Data extract ::

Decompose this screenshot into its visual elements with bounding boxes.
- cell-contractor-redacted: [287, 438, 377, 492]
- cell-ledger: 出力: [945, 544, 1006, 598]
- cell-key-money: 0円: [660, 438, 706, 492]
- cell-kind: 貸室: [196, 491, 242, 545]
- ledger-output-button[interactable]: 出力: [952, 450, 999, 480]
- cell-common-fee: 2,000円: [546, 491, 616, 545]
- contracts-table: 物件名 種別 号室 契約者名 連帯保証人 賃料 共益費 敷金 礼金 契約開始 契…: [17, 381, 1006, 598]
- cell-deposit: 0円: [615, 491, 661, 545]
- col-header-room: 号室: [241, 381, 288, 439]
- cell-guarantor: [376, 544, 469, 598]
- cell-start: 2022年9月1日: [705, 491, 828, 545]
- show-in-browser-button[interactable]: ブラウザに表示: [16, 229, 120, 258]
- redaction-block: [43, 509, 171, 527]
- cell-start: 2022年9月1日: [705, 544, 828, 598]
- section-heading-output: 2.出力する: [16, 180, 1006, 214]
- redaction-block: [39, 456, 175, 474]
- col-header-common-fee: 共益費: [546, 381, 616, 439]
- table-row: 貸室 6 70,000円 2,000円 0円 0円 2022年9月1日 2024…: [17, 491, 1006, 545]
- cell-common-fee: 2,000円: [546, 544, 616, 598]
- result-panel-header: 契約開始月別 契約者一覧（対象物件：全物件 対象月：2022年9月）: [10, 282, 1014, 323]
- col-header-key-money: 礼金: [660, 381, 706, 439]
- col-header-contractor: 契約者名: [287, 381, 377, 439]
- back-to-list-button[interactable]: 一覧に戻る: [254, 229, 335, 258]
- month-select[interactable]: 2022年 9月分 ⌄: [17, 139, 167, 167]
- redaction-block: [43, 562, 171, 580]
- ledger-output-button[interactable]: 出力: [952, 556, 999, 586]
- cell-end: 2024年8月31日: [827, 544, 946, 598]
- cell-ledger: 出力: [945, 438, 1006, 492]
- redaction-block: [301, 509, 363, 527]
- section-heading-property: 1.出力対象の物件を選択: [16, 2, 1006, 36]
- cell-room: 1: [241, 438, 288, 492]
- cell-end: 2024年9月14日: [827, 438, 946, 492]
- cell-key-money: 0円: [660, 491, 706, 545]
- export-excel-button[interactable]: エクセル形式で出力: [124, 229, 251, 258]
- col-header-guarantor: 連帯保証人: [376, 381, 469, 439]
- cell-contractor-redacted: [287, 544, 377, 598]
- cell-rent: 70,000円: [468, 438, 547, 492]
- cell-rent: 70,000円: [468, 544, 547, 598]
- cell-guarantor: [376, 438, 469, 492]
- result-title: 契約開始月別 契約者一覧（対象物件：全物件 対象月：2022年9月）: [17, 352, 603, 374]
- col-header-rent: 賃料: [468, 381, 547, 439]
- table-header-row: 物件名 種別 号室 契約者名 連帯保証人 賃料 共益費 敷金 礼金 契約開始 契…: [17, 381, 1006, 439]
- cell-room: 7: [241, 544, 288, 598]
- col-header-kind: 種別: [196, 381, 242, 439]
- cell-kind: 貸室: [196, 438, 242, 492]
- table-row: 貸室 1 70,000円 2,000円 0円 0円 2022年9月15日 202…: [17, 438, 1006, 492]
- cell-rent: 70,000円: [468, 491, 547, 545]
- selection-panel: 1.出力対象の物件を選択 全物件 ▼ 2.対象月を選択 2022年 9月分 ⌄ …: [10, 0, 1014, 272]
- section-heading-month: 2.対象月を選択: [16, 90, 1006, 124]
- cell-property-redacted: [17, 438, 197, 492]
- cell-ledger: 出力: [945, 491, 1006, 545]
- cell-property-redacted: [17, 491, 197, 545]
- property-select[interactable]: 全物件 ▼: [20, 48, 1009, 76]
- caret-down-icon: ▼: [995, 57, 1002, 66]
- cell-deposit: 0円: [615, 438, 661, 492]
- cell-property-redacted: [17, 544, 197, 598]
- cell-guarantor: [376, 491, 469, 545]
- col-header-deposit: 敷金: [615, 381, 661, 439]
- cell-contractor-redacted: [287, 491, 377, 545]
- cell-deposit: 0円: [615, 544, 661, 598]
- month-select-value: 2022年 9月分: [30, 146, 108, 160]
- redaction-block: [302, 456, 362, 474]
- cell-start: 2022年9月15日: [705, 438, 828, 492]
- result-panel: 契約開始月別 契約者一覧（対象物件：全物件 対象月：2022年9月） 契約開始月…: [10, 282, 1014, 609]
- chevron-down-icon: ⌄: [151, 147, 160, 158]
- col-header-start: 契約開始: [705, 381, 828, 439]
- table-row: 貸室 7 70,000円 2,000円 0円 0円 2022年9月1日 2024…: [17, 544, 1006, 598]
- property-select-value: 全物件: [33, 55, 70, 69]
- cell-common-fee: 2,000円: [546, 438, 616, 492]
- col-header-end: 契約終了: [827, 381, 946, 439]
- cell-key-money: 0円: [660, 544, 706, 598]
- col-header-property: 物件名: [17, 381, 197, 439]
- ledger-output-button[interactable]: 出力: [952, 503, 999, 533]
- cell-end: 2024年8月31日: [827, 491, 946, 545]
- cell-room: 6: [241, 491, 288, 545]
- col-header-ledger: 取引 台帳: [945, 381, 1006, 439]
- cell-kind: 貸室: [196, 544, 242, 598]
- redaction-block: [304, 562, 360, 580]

Written instruction :: Copy every item above exactly as it appears.

Output of the task ::
Decompose this screenshot into its visual elements with bounding boxes.
- cell-contractor-redacted: [287, 438, 377, 492]
- cell-ledger: 出力: [945, 544, 1006, 598]
- cell-key-money: 0円: [660, 438, 706, 492]
- cell-kind: 貸室: [196, 491, 242, 545]
- ledger-output-button[interactable]: 出力: [952, 450, 999, 480]
- cell-common-fee: 2,000円: [546, 491, 616, 545]
- contracts-table: 物件名 種別 号室 契約者名 連帯保証人 賃料 共益費 敷金 礼金 契約開始 契…: [17, 381, 1006, 598]
- cell-deposit: 0円: [615, 491, 661, 545]
- col-header-room: 号室: [241, 381, 288, 439]
- cell-guarantor: [376, 544, 469, 598]
- cell-start: 2022年9月1日: [705, 491, 828, 545]
- show-in-browser-button[interactable]: ブラウザに表示: [16, 229, 120, 258]
- redaction-block: [43, 509, 171, 527]
- cell-start: 2022年9月1日: [705, 544, 828, 598]
- section-heading-output: 2.出力する: [16, 180, 1006, 214]
- redaction-block: [39, 456, 175, 474]
- col-header-common-fee: 共益費: [546, 381, 616, 439]
- table-row: 貸室 6 70,000円 2,000円 0円 0円 2022年9月1日 2024…: [17, 491, 1006, 545]
- cell-common-fee: 2,000円: [546, 544, 616, 598]
- result-panel-header: 契約開始月別 契約者一覧（対象物件：全物件 対象月：2022年9月）: [10, 282, 1014, 323]
- col-header-key-money: 礼金: [660, 381, 706, 439]
- col-header-contractor: 契約者名: [287, 381, 377, 439]
- back-to-list-button[interactable]: 一覧に戻る: [254, 229, 335, 258]
- month-select[interactable]: 2022年 9月分 ⌄: [17, 139, 167, 167]
- redaction-block: [43, 562, 171, 580]
- ledger-output-button[interactable]: 出力: [952, 556, 999, 586]
- cell-end: 2024年8月31日: [827, 544, 946, 598]
- cell-ledger: 出力: [945, 438, 1006, 492]
- redaction-block: [301, 509, 363, 527]
- section-heading-property: 1.出力対象の物件を選択: [16, 2, 1006, 36]
- cell-room: 1: [241, 438, 288, 492]
- cell-end: 2024年9月14日: [827, 438, 946, 492]
- cell-key-money: 0円: [660, 491, 706, 545]
- export-excel-button[interactable]: エクセル形式で出力: [124, 229, 251, 258]
- col-header-guarantor: 連帯保証人: [376, 381, 469, 439]
- cell-contractor-redacted: [287, 544, 377, 598]
- cell-rent: 70,000円: [468, 438, 547, 492]
- cell-rent: 70,000円: [468, 544, 547, 598]
- cell-guarantor: [376, 438, 469, 492]
- result-title: 契約開始月別 契約者一覧（対象物件：全物件 対象月：2022年9月）: [17, 352, 603, 374]
- col-header-rent: 賃料: [468, 381, 547, 439]
- table-header-row: 物件名 種別 号室 契約者名 連帯保証人 賃料 共益費 敷金 礼金 契約開始 契…: [17, 381, 1006, 439]
- cell-room: 7: [241, 544, 288, 598]
- col-header-kind: 種別: [196, 381, 242, 439]
- cell-kind: 貸室: [196, 438, 242, 492]
- table-row: 貸室 1 70,000円 2,000円 0円 0円 2022年9月15日 202…: [17, 438, 1006, 492]
- cell-rent: 70,000円: [468, 491, 547, 545]
- selection-panel: 1.出力対象の物件を選択 全物件 ▼ 2.対象月を選択 2022年 9月分 ⌄ …: [10, 0, 1014, 272]
- section-heading-month: 2.対象月を選択: [16, 90, 1006, 124]
- cell-property-redacted: [17, 438, 197, 492]
- cell-ledger: 出力: [945, 491, 1006, 545]
- cell-property-redacted: [17, 491, 197, 545]
- property-select[interactable]: 全物件 ▼: [20, 48, 1009, 76]
- caret-down-icon: ▼: [995, 57, 1002, 66]
- cell-deposit: 0円: [615, 438, 661, 492]
- cell-property-redacted: [17, 544, 197, 598]
- cell-guarantor: [376, 491, 469, 545]
- col-header-deposit: 敷金: [615, 381, 661, 439]
- cell-contractor-redacted: [287, 491, 377, 545]
- cell-deposit: 0円: [615, 544, 661, 598]
- month-select-value: 2022年 9月分: [30, 146, 108, 160]
- redaction-block: [302, 456, 362, 474]
- cell-start: 2022年9月15日: [705, 438, 828, 492]
- result-panel: 契約開始月別 契約者一覧（対象物件：全物件 対象月：2022年9月） 契約開始月…: [10, 282, 1014, 609]
- chevron-down-icon: ⌄: [151, 147, 160, 158]
- col-header-start: 契約開始: [705, 381, 828, 439]
- table-row: 貸室 7 70,000円 2,000円 0円 0円 2022年9月1日 2024…: [17, 544, 1006, 598]
- property-select-value: 全物件: [33, 55, 70, 69]
- cell-common-fee: 2,000円: [546, 438, 616, 492]
- col-header-end: 契約終了: [827, 381, 946, 439]
- cell-key-money: 0円: [660, 544, 706, 598]
- col-header-property: 物件名: [17, 381, 197, 439]
- ledger-output-button[interactable]: 出力: [952, 503, 999, 533]
- cell-end: 2024年8月31日: [827, 491, 946, 545]
- cell-room: 6: [241, 491, 288, 545]
- col-header-ledger: 取引 台帳: [945, 381, 1006, 439]
- cell-kind: 貸室: [196, 544, 242, 598]
- redaction-block: [304, 562, 360, 580]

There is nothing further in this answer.